Brief: Retype the whole listing, please, keeping every line exact and dropping the pictures.

>>>

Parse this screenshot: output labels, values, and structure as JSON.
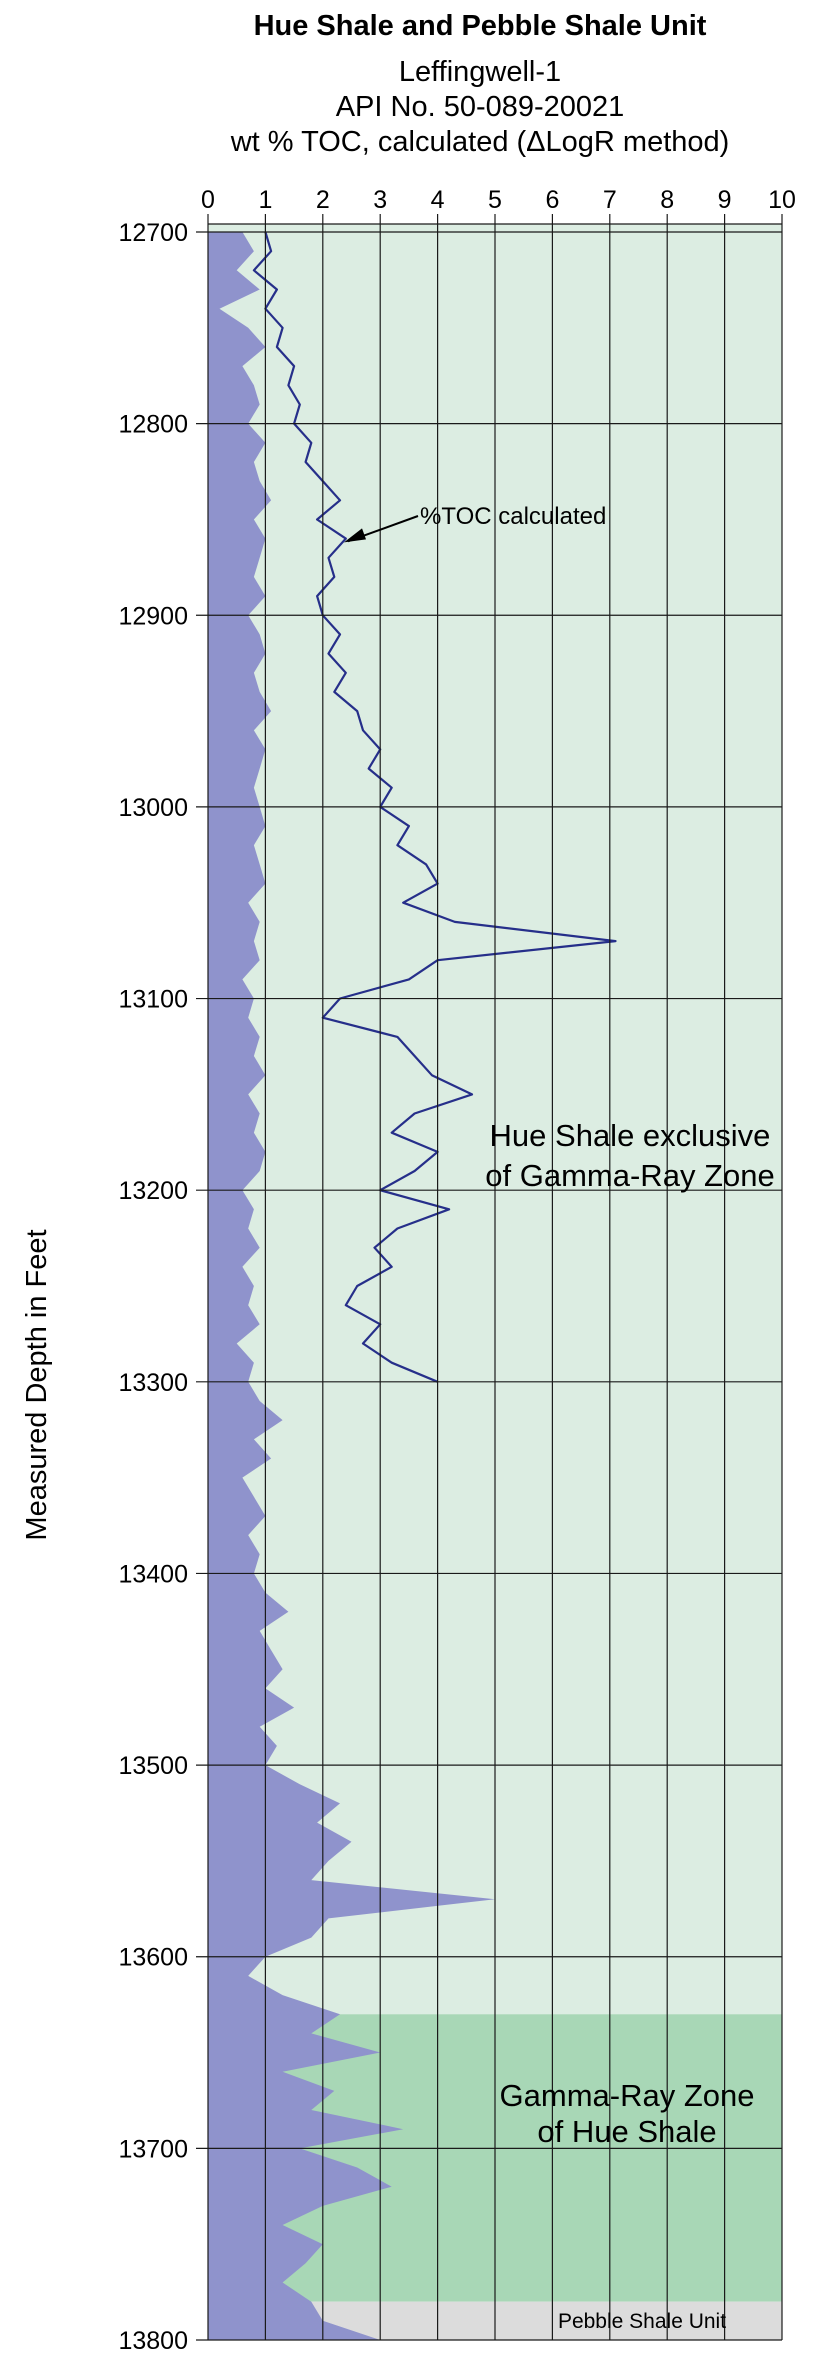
{
  "chart_data": {
    "type": "area",
    "title": "Hue Shale and Pebble Shale Unit",
    "subtitle_lines": [
      "Leffingwell-1",
      "API No. 50-089-20021",
      "wt % TOC, calculated (ΔLogR method)"
    ],
    "xlabel": "",
    "ylabel": "Measured Depth in Feet",
    "xlim": [
      0,
      10
    ],
    "ylim": [
      12700,
      13800
    ],
    "x_ticks": [
      "0",
      "1",
      "2",
      "3",
      "4",
      "5",
      "6",
      "7",
      "8",
      "9",
      "10"
    ],
    "y_ticks": [
      "12700",
      "12800",
      "12900",
      "13000",
      "13100",
      "13200",
      "13300",
      "13400",
      "13500",
      "13600",
      "13700",
      "13800"
    ],
    "grid": true,
    "intervals": [
      {
        "label": "Hue Shale exclusive of Gamma-Ray Zone",
        "top": 12695,
        "base": 13630,
        "color": "#dcede2"
      },
      {
        "label": "Gamma-Ray Zone of Hue Shale",
        "top": 13630,
        "base": 13780,
        "color": "#a8d7b6"
      },
      {
        "label": "Pebble Shale Unit",
        "top": 13780,
        "base": 13800,
        "color": "#dcdcdc"
      }
    ],
    "series": [
      {
        "style": "area",
        "color": "#8f93cc",
        "depth": [
          12700,
          12710,
          12720,
          12730,
          12740,
          12750,
          12760,
          12770,
          12780,
          12790,
          12800,
          12810,
          12820,
          12830,
          12840,
          12850,
          12860,
          12870,
          12880,
          12890,
          12900,
          12910,
          12920,
          12930,
          12940,
          12950,
          12960,
          12970,
          12980,
          12990,
          13000,
          13010,
          13020,
          13030,
          13040,
          13050,
          13060,
          13070,
          13080,
          13090,
          13100,
          13110,
          13120,
          13130,
          13140,
          13150,
          13160,
          13170,
          13180,
          13190,
          13200,
          13210,
          13220,
          13230,
          13240,
          13250,
          13260,
          13270,
          13280,
          13290,
          13300,
          13310,
          13320,
          13330,
          13340,
          13350,
          13360,
          13370,
          13380,
          13390,
          13400,
          13410,
          13420,
          13430,
          13440,
          13450,
          13460,
          13470,
          13480,
          13490,
          13500,
          13510,
          13520,
          13530,
          13540,
          13550,
          13560,
          13570,
          13580,
          13590,
          13600,
          13610,
          13620,
          13630,
          13640,
          13650,
          13660,
          13670,
          13680,
          13690,
          13700,
          13710,
          13720,
          13730,
          13740,
          13750,
          13760,
          13770,
          13780,
          13790,
          13800
        ],
        "values": [
          0.6,
          0.8,
          0.5,
          0.9,
          0.2,
          0.7,
          1.0,
          0.6,
          0.8,
          0.9,
          0.7,
          1.0,
          0.8,
          0.9,
          1.1,
          0.8,
          1.0,
          0.9,
          0.8,
          1.0,
          0.7,
          0.9,
          1.0,
          0.8,
          0.9,
          1.1,
          0.8,
          1.0,
          0.9,
          0.8,
          0.9,
          1.0,
          0.8,
          0.9,
          1.0,
          0.7,
          0.9,
          0.8,
          0.9,
          0.6,
          0.8,
          0.7,
          0.9,
          0.8,
          1.0,
          0.7,
          0.9,
          0.8,
          1.0,
          0.9,
          0.6,
          0.8,
          0.7,
          0.9,
          0.6,
          0.8,
          0.7,
          0.9,
          0.5,
          0.8,
          0.7,
          0.9,
          1.3,
          0.8,
          1.1,
          0.6,
          0.8,
          1.0,
          0.7,
          0.9,
          0.8,
          1.0,
          1.4,
          0.9,
          1.1,
          1.3,
          1.0,
          1.5,
          0.9,
          1.2,
          1.0,
          1.6,
          2.3,
          1.9,
          2.5,
          2.1,
          1.8,
          5.0,
          2.1,
          1.8,
          1.0,
          0.7,
          1.3,
          2.3,
          1.8,
          3.0,
          1.3,
          2.2,
          1.8,
          3.4,
          1.6,
          2.6,
          3.2,
          2.0,
          1.3,
          2.0,
          1.7,
          1.3,
          1.8,
          2.0,
          3.0
        ]
      },
      {
        "name": "%TOC calculated",
        "style": "line",
        "color": "#262f8a",
        "depth": [
          12700,
          12710,
          12720,
          12730,
          12740,
          12750,
          12760,
          12770,
          12780,
          12790,
          12800,
          12810,
          12820,
          12830,
          12840,
          12850,
          12860,
          12870,
          12880,
          12890,
          12900,
          12910,
          12920,
          12930,
          12940,
          12950,
          12960,
          12970,
          12980,
          12990,
          13000,
          13010,
          13020,
          13030,
          13040,
          13050,
          13060,
          13070,
          13080,
          13090,
          13100,
          13110,
          13120,
          13130,
          13140,
          13150,
          13160,
          13170,
          13180,
          13190,
          13200,
          13210,
          13220,
          13230,
          13240,
          13250,
          13260,
          13270,
          13280,
          13290,
          13300
        ],
        "values": [
          1.0,
          1.1,
          0.8,
          1.2,
          1.0,
          1.3,
          1.2,
          1.5,
          1.4,
          1.6,
          1.5,
          1.8,
          1.7,
          2.0,
          2.3,
          1.9,
          2.4,
          2.1,
          2.2,
          1.9,
          2.0,
          2.3,
          2.1,
          2.4,
          2.2,
          2.6,
          2.7,
          3.0,
          2.8,
          3.2,
          3.0,
          3.5,
          3.3,
          3.8,
          4.0,
          3.4,
          4.3,
          7.1,
          4.0,
          3.5,
          2.3,
          2.0,
          3.3,
          3.6,
          3.9,
          4.6,
          3.6,
          3.2,
          4.0,
          3.6,
          3.0,
          4.2,
          3.3,
          2.9,
          3.2,
          2.6,
          2.4,
          3.0,
          2.7,
          3.2,
          4.0
        ]
      }
    ],
    "annotations": [
      {
        "text": "%TOC calculated",
        "arrow_to": {
          "x": 2.3,
          "depth": 12863
        }
      },
      {
        "text_lines": [
          "Hue Shale exclusive",
          "of Gamma-Ray Zone"
        ]
      },
      {
        "text_lines": [
          "Gamma-Ray Zone",
          "of Hue Shale"
        ]
      },
      {
        "text": "Pebble Shale Unit"
      }
    ]
  }
}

<<<

Problem solution:
Parse this screenshot: output labels, values, and structure as JSON.
{
  "chart_data": {
    "type": "area",
    "title": "Hue Shale and Pebble Shale Unit",
    "subtitle_lines": [
      "Leffingwell-1",
      "API No. 50-089-20021",
      "wt % TOC, calculated (ΔLogR method)"
    ],
    "xlabel": "",
    "ylabel": "Measured Depth in Feet",
    "xlim": [
      0,
      10
    ],
    "ylim": [
      12700,
      13800
    ],
    "x_ticks": [
      "0",
      "1",
      "2",
      "3",
      "4",
      "5",
      "6",
      "7",
      "8",
      "9",
      "10"
    ],
    "y_ticks": [
      "12700",
      "12800",
      "12900",
      "13000",
      "13100",
      "13200",
      "13300",
      "13400",
      "13500",
      "13600",
      "13700",
      "13800"
    ],
    "grid": true,
    "intervals": [
      {
        "label": "Hue Shale exclusive of Gamma-Ray Zone",
        "top": 12695,
        "base": 13630,
        "color": "#dcede2"
      },
      {
        "label": "Gamma-Ray Zone of Hue Shale",
        "top": 13630,
        "base": 13780,
        "color": "#a8d7b6"
      },
      {
        "label": "Pebble Shale Unit",
        "top": 13780,
        "base": 13800,
        "color": "#dcdcdc"
      }
    ],
    "series": [
      {
        "style": "area",
        "color": "#8f93cc",
        "depth": [
          12700,
          12710,
          12720,
          12730,
          12740,
          12750,
          12760,
          12770,
          12780,
          12790,
          12800,
          12810,
          12820,
          12830,
          12840,
          12850,
          12860,
          12870,
          12880,
          12890,
          12900,
          12910,
          12920,
          12930,
          12940,
          12950,
          12960,
          12970,
          12980,
          12990,
          13000,
          13010,
          13020,
          13030,
          13040,
          13050,
          13060,
          13070,
          13080,
          13090,
          13100,
          13110,
          13120,
          13130,
          13140,
          13150,
          13160,
          13170,
          13180,
          13190,
          13200,
          13210,
          13220,
          13230,
          13240,
          13250,
          13260,
          13270,
          13280,
          13290,
          13300,
          13310,
          13320,
          13330,
          13340,
          13350,
          13360,
          13370,
          13380,
          13390,
          13400,
          13410,
          13420,
          13430,
          13440,
          13450,
          13460,
          13470,
          13480,
          13490,
          13500,
          13510,
          13520,
          13530,
          13540,
          13550,
          13560,
          13570,
          13580,
          13590,
          13600,
          13610,
          13620,
          13630,
          13640,
          13650,
          13660,
          13670,
          13680,
          13690,
          13700,
          13710,
          13720,
          13730,
          13740,
          13750,
          13760,
          13770,
          13780,
          13790,
          13800
        ],
        "values": [
          0.6,
          0.8,
          0.5,
          0.9,
          0.2,
          0.7,
          1.0,
          0.6,
          0.8,
          0.9,
          0.7,
          1.0,
          0.8,
          0.9,
          1.1,
          0.8,
          1.0,
          0.9,
          0.8,
          1.0,
          0.7,
          0.9,
          1.0,
          0.8,
          0.9,
          1.1,
          0.8,
          1.0,
          0.9,
          0.8,
          0.9,
          1.0,
          0.8,
          0.9,
          1.0,
          0.7,
          0.9,
          0.8,
          0.9,
          0.6,
          0.8,
          0.7,
          0.9,
          0.8,
          1.0,
          0.7,
          0.9,
          0.8,
          1.0,
          0.9,
          0.6,
          0.8,
          0.7,
          0.9,
          0.6,
          0.8,
          0.7,
          0.9,
          0.5,
          0.8,
          0.7,
          0.9,
          1.3,
          0.8,
          1.1,
          0.6,
          0.8,
          1.0,
          0.7,
          0.9,
          0.8,
          1.0,
          1.4,
          0.9,
          1.1,
          1.3,
          1.0,
          1.5,
          0.9,
          1.2,
          1.0,
          1.6,
          2.3,
          1.9,
          2.5,
          2.1,
          1.8,
          5.0,
          2.1,
          1.8,
          1.0,
          0.7,
          1.3,
          2.3,
          1.8,
          3.0,
          1.3,
          2.2,
          1.8,
          3.4,
          1.6,
          2.6,
          3.2,
          2.0,
          1.3,
          2.0,
          1.7,
          1.3,
          1.8,
          2.0,
          3.0
        ]
      },
      {
        "name": "%TOC calculated",
        "style": "line",
        "color": "#262f8a",
        "depth": [
          12700,
          12710,
          12720,
          12730,
          12740,
          12750,
          12760,
          12770,
          12780,
          12790,
          12800,
          12810,
          12820,
          12830,
          12840,
          12850,
          12860,
          12870,
          12880,
          12890,
          12900,
          12910,
          12920,
          12930,
          12940,
          12950,
          12960,
          12970,
          12980,
          12990,
          13000,
          13010,
          13020,
          13030,
          13040,
          13050,
          13060,
          13070,
          13080,
          13090,
          13100,
          13110,
          13120,
          13130,
          13140,
          13150,
          13160,
          13170,
          13180,
          13190,
          13200,
          13210,
          13220,
          13230,
          13240,
          13250,
          13260,
          13270,
          13280,
          13290,
          13300
        ],
        "values": [
          1.0,
          1.1,
          0.8,
          1.2,
          1.0,
          1.3,
          1.2,
          1.5,
          1.4,
          1.6,
          1.5,
          1.8,
          1.7,
          2.0,
          2.3,
          1.9,
          2.4,
          2.1,
          2.2,
          1.9,
          2.0,
          2.3,
          2.1,
          2.4,
          2.2,
          2.6,
          2.7,
          3.0,
          2.8,
          3.2,
          3.0,
          3.5,
          3.3,
          3.8,
          4.0,
          3.4,
          4.3,
          7.1,
          4.0,
          3.5,
          2.3,
          2.0,
          3.3,
          3.6,
          3.9,
          4.6,
          3.6,
          3.2,
          4.0,
          3.6,
          3.0,
          4.2,
          3.3,
          2.9,
          3.2,
          2.6,
          2.4,
          3.0,
          2.7,
          3.2,
          4.0
        ]
      }
    ],
    "annotations": [
      {
        "text": "%TOC calculated",
        "arrow_to": {
          "x": 2.3,
          "depth": 12863
        }
      },
      {
        "text_lines": [
          "Hue Shale exclusive",
          "of Gamma-Ray Zone"
        ]
      },
      {
        "text_lines": [
          "Gamma-Ray Zone",
          "of Hue Shale"
        ]
      },
      {
        "text": "Pebble Shale Unit"
      }
    ]
  }
}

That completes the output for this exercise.